__DATASET CONTENT__
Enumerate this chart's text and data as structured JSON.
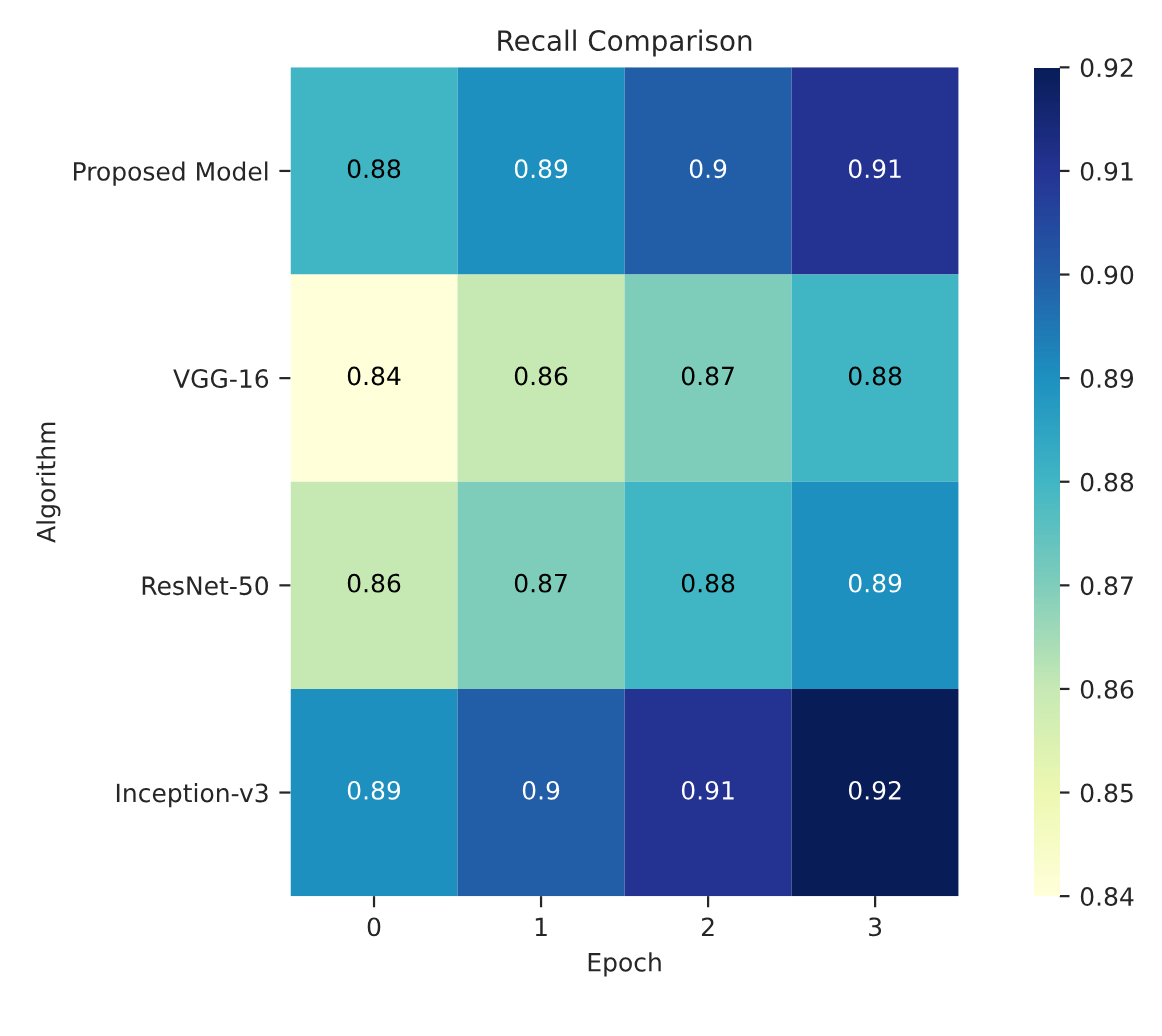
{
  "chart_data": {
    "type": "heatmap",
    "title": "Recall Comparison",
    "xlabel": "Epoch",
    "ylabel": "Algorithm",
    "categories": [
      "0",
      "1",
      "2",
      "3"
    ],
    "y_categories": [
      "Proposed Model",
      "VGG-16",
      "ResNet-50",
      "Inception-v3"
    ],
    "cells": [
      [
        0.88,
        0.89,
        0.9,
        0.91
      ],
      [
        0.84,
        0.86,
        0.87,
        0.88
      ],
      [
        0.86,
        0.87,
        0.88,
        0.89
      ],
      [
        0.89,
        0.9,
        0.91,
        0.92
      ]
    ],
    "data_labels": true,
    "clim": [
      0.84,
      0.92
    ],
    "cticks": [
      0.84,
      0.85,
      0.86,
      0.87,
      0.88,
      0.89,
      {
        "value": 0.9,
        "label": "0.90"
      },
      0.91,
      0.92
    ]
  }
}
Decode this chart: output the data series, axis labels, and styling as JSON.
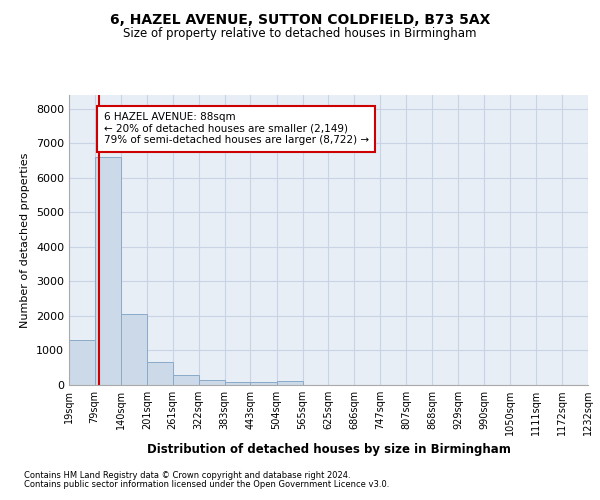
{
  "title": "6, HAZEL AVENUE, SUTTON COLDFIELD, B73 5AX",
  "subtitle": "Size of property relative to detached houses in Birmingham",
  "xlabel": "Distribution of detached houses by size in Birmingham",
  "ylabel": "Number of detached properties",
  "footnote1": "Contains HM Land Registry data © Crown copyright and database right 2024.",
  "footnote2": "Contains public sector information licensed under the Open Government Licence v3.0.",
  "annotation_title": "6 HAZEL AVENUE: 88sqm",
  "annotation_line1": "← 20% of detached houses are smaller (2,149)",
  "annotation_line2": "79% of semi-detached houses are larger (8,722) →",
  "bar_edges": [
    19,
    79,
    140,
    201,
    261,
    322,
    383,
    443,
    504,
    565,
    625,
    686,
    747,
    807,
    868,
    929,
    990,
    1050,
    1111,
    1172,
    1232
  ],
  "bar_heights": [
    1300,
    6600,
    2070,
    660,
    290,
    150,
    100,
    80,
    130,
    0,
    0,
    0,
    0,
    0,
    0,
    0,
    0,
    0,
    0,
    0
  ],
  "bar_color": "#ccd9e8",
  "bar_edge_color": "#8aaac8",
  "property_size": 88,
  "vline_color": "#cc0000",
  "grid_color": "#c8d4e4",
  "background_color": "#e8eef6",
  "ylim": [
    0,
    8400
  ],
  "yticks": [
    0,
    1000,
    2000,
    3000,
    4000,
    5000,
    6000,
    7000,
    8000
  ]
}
---
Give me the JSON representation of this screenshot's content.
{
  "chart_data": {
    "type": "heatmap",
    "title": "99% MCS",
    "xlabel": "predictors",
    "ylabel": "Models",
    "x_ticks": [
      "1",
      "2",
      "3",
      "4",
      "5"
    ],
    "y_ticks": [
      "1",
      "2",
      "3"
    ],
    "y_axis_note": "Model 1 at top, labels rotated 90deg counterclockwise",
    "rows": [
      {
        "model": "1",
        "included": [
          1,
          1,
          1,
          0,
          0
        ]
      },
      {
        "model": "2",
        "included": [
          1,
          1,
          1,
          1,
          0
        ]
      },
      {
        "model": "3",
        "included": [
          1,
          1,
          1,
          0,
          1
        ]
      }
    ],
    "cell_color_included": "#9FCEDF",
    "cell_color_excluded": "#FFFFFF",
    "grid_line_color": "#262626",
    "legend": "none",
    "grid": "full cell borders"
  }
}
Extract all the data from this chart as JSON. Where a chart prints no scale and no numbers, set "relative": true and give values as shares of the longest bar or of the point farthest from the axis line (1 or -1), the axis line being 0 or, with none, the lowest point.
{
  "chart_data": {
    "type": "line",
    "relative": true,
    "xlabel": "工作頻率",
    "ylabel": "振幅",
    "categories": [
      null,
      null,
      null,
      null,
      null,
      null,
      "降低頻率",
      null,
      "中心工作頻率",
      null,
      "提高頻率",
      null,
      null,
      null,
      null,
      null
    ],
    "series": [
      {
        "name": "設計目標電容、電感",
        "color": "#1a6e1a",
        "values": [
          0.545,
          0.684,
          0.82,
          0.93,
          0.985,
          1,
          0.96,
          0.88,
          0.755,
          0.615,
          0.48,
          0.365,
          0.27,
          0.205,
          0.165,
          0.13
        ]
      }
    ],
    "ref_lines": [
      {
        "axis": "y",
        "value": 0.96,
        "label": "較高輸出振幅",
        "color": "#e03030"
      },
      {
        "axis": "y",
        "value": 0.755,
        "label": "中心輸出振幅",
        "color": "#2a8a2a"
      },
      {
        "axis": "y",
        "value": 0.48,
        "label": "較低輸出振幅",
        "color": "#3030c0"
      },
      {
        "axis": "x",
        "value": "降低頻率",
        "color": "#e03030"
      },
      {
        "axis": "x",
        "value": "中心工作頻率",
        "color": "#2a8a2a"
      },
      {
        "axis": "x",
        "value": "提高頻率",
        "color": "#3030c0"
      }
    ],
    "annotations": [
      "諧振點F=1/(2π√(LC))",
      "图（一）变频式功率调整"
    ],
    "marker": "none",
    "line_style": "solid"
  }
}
* * *
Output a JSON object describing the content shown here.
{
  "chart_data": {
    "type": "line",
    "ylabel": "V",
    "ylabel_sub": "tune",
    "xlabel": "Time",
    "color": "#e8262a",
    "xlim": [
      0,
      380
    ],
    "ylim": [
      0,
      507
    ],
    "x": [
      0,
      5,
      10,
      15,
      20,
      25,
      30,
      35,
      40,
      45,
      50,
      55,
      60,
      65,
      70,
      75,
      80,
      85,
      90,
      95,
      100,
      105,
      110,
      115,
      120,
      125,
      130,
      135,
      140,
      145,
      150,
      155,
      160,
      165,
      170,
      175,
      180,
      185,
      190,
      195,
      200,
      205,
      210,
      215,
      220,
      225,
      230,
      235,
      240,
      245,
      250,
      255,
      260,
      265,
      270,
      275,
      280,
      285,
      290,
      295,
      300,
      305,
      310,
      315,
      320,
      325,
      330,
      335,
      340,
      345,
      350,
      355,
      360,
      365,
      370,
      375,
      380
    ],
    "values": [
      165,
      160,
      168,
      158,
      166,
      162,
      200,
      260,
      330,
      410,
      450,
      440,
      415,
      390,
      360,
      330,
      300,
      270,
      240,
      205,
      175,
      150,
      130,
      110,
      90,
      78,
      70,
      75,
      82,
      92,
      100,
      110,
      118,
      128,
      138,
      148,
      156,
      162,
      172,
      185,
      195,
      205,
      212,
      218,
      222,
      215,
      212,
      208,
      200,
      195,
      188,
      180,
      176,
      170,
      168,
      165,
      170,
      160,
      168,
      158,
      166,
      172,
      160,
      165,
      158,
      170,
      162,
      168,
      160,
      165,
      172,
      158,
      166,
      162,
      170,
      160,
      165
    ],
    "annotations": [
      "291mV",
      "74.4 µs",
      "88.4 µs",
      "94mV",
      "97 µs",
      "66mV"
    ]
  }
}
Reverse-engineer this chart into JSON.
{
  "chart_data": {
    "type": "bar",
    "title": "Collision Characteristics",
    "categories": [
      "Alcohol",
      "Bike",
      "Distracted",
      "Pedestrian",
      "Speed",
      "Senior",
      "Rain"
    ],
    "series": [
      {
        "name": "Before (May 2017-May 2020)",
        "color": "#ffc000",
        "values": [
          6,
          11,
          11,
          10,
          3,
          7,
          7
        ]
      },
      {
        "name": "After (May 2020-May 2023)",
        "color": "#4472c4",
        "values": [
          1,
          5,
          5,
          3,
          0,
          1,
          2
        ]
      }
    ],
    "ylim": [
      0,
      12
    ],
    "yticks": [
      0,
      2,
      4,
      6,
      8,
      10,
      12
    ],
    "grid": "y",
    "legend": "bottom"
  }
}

__TASK PROMPT__
Write only the number of lines in the records that include the word "name".

__RESULT OF THIS TASK__
3